• **INPUT MATERIAL**
◆ ◆ ◆

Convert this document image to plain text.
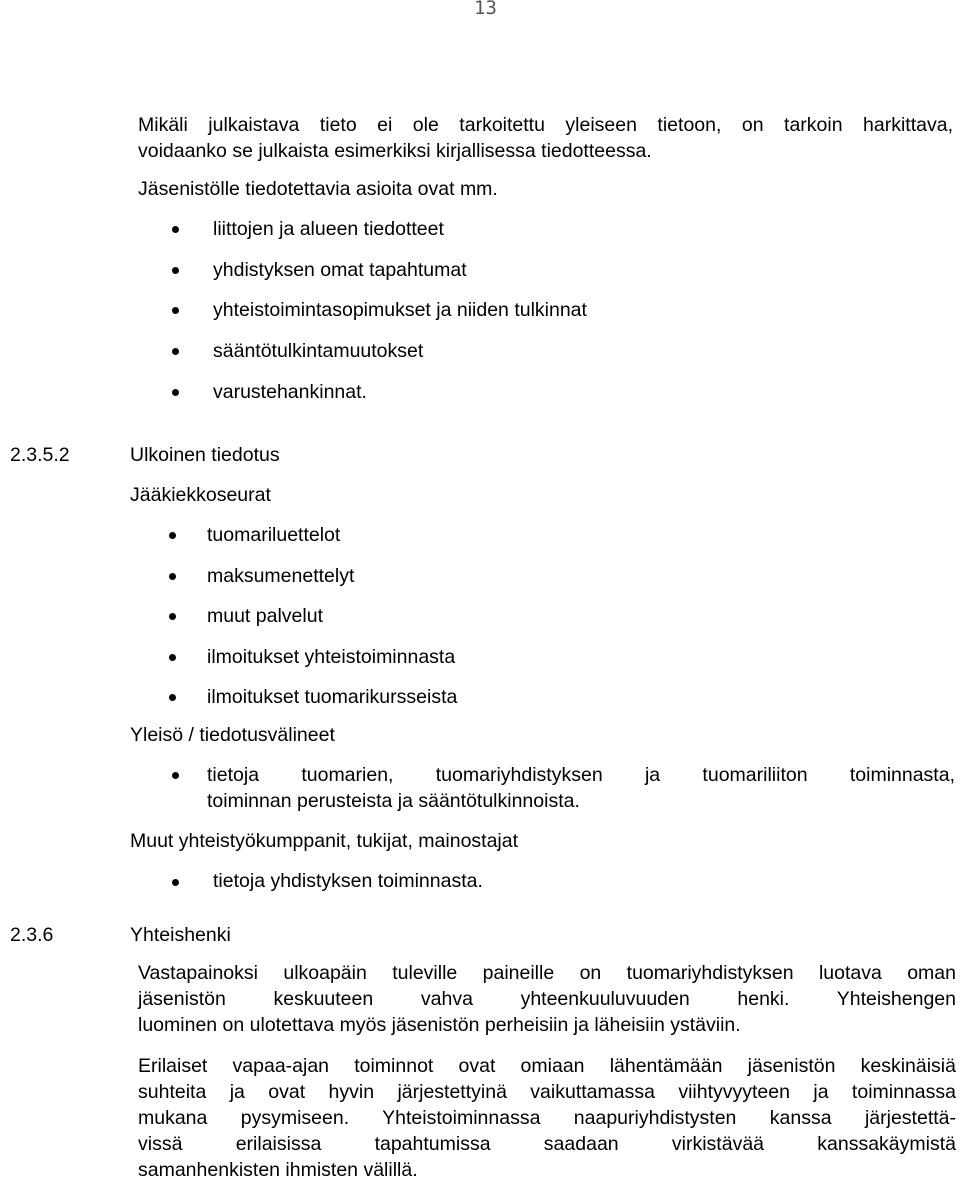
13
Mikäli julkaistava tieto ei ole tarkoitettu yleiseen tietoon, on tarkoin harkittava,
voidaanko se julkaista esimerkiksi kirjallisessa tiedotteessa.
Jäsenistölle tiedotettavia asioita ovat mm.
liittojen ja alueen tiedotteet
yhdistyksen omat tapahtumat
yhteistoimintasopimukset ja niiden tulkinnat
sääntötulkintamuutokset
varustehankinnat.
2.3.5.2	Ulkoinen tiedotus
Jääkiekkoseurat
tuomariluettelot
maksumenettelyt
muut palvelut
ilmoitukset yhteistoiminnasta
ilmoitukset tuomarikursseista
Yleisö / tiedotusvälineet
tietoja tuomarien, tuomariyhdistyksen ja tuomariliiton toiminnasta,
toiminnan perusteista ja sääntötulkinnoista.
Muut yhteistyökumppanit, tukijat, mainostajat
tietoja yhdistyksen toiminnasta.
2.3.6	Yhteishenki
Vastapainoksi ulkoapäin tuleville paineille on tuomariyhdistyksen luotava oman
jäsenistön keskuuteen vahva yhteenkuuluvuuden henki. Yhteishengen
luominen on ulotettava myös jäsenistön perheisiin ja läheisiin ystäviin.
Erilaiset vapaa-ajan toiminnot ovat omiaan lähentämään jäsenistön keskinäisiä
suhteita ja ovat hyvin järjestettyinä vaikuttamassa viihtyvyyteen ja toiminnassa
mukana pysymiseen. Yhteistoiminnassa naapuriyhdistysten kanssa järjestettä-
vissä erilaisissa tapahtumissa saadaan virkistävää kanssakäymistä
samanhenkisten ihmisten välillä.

◆ ◆ ◆

• **AIM**
Each line that holds the word "ovat" is to be copied.

• **RESULT**
Jäsenistölle tiedotettavia asioita ovat mm.
Erilaiset vapaa-ajan toiminnot ovat omiaan lähentämään jäsenistön keskinäisiä
suhteita ja ovat hyvin järjestettyinä vaikuttamassa viihtyvyyteen ja toiminnassa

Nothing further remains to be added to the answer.